__Set exercise A__
Name every editor the S3 versioning text mentions.
__Set exercise B__
Summarize the S3 versioning text in two sentences.
__Set exercise C__
From the S3 versioning text, pull out the passage starting at "Bucket on which" and ending at "the first place.".

__Text segment__
________________________

The output of this command should be empty.

To verify, we once again check the current lifecycle configuration:

aws s3api get-bucket-lifecycle-configuration \
--endpoint-url https://s3.eohpc.net \
--bucket $bucket_name3

This command should return either an empty output or:

argument of type 'NoneType' is not iterable

The policy should now no longer apply.

Suspending versioning

If you no longer want to store multiple versions of files, you can suspend the versioning.

Bucket on which versioning has never been enabled

To better understand how it works, let us start with a bucket in which versioning has never been enabled in the first place.

On such a bucket, every file will only have one version which has one and the same ID, namely, null.

If you upload another file under the same name, its VersionID will also be null, and will replace the previously uploaded file.

Example

For this example, we will create bucket $bucket_name4 on which versioning has never been enabled.

aws s3api create-bucket \
--endpoint-url https://s3.eohpc.net \
--bucket $bucket_name4

Buckets can, of course, contain files of various type. For the sake of this example, suppose that the bucket contains the following three files of various types:

File vs. the editor

File

Editor

document.odt

LibreOffice

screenshot1.png

GIMP, Krita etc.

script.sh

nano, vim etc.

________________________

__Data lines__
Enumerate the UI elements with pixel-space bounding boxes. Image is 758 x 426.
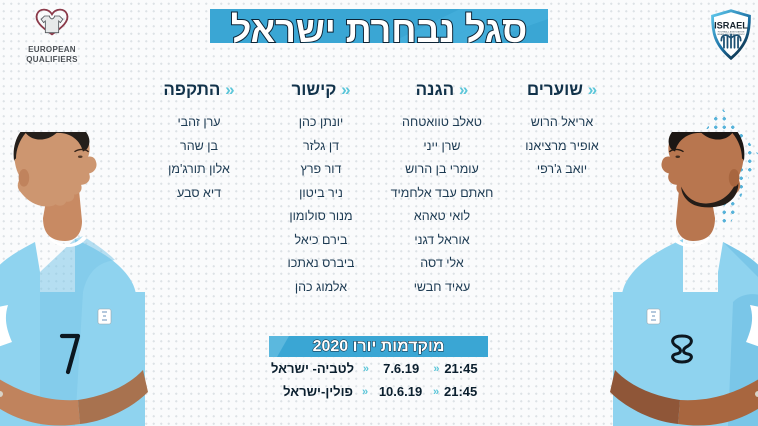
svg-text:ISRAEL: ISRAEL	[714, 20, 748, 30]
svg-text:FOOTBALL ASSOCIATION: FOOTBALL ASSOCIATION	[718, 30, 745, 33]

________________________

__Correct response A__
LibreOffice, GIMP, Krita, nano, vim

__Correct response B__
Checking the bucket's lifecycle configuration again should return either empty output or the message "argument of type 'NoneType' is not iterable," which means the policy no longer applies. Versioning can be suspended if multiple versions of files are no longer wanted, and on a bucket where versioning was never enabled, each file has one version with the ID null, so uploading another file under the same name replaces the earlier one.

__Correct response C__
Bucket on which versioning has never been enabled

To better understand how it works, let us start with a bucket in which versioning has never been enabled in the first place.